Each line of the data that includes the string "type" is to be copied out.

RECORDS TO USE:
* start *
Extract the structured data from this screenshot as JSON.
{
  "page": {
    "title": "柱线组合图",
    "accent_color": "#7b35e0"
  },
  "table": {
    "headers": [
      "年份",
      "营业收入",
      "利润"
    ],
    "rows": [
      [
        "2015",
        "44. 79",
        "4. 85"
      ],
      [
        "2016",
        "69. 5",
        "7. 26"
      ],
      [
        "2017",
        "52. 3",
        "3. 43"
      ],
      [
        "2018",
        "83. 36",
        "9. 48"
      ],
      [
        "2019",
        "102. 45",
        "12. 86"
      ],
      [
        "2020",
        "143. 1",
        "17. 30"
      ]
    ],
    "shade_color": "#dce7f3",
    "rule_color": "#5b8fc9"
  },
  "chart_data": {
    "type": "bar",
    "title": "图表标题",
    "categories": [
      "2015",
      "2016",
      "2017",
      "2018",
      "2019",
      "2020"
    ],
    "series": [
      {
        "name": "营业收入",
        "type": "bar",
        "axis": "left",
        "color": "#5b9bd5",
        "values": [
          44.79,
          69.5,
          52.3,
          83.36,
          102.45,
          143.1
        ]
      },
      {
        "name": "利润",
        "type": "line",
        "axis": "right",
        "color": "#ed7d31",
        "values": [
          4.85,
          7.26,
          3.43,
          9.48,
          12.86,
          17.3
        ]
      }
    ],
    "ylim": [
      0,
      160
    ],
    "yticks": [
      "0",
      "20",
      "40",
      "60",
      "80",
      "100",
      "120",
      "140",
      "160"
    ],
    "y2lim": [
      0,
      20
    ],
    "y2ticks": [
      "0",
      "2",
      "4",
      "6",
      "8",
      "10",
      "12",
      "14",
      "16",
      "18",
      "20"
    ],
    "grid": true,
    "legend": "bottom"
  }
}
* end *
* start *
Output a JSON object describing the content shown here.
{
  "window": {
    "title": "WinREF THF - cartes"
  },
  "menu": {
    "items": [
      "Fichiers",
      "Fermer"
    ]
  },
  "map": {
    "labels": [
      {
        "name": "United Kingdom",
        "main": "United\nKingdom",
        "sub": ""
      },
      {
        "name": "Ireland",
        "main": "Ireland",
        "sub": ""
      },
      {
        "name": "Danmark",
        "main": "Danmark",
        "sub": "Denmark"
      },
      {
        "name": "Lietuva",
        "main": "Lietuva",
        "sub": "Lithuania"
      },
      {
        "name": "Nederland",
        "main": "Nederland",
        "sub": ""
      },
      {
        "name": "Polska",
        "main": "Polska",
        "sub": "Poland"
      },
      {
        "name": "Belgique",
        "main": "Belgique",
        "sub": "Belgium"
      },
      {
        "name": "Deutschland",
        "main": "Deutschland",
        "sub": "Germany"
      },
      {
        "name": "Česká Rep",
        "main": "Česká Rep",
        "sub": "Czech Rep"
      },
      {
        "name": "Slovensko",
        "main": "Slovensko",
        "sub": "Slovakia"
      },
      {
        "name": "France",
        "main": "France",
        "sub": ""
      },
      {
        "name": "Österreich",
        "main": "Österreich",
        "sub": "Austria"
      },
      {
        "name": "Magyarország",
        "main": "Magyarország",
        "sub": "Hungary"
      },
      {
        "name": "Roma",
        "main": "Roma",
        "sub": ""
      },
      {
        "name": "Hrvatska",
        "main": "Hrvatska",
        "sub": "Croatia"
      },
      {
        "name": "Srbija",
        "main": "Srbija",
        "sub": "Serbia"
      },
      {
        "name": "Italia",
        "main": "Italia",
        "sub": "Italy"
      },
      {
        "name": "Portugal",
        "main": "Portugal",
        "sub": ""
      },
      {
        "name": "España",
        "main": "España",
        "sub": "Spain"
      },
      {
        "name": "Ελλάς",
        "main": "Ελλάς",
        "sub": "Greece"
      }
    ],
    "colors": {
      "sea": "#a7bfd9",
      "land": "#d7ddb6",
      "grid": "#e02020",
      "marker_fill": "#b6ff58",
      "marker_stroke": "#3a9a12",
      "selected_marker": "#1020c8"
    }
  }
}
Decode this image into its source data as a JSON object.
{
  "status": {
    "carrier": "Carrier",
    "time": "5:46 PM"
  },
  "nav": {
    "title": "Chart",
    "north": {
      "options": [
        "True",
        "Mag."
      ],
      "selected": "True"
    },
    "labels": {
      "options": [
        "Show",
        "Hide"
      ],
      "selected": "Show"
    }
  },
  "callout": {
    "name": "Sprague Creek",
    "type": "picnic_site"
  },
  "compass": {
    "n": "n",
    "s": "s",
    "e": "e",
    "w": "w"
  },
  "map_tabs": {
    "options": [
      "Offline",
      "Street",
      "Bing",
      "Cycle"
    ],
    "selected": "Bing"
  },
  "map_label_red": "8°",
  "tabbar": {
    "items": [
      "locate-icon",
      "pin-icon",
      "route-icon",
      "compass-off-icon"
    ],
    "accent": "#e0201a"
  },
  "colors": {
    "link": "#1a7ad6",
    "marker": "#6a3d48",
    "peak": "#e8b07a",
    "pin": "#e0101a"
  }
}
* end *
* start *
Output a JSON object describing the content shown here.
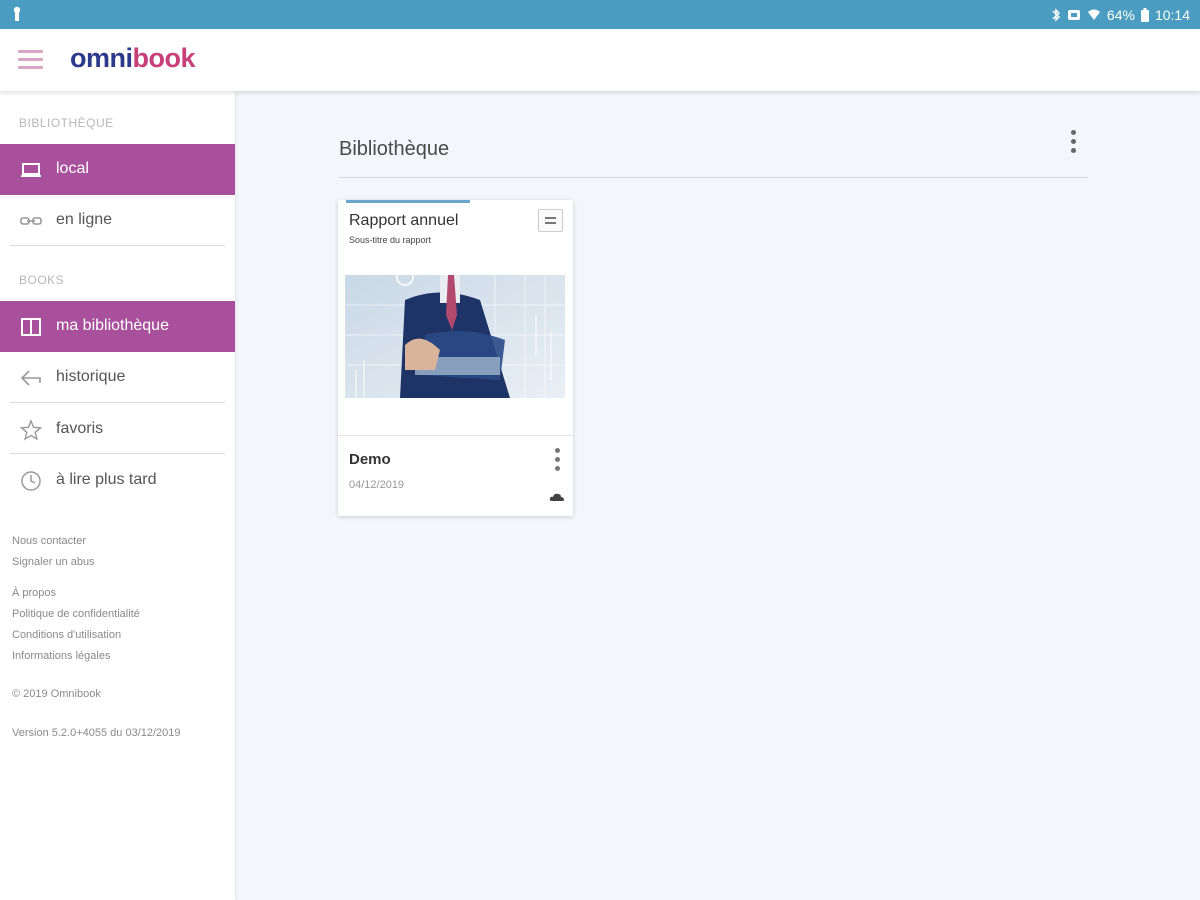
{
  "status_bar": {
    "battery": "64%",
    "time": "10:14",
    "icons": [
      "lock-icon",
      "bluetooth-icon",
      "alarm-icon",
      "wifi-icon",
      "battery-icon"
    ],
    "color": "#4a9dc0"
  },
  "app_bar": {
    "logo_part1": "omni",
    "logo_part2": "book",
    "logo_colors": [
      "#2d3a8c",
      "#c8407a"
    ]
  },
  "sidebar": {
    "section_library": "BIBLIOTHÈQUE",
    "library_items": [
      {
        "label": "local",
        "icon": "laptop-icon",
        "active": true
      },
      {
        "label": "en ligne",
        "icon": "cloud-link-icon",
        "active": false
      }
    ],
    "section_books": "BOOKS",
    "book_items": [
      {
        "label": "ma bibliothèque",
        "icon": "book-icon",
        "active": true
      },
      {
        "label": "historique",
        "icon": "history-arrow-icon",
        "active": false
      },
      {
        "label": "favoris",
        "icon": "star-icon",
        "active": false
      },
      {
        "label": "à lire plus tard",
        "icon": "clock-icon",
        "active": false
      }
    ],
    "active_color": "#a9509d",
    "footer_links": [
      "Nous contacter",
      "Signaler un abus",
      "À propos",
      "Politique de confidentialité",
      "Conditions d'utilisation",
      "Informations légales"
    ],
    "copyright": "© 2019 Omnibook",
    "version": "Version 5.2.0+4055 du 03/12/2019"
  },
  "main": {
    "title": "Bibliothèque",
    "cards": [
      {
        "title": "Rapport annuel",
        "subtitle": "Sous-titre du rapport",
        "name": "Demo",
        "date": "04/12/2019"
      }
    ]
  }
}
* end *
FINISHED ANSWER:
    "type": "bar",
        "type": "bar",
        "type": "line",
    "type": "picnic_site"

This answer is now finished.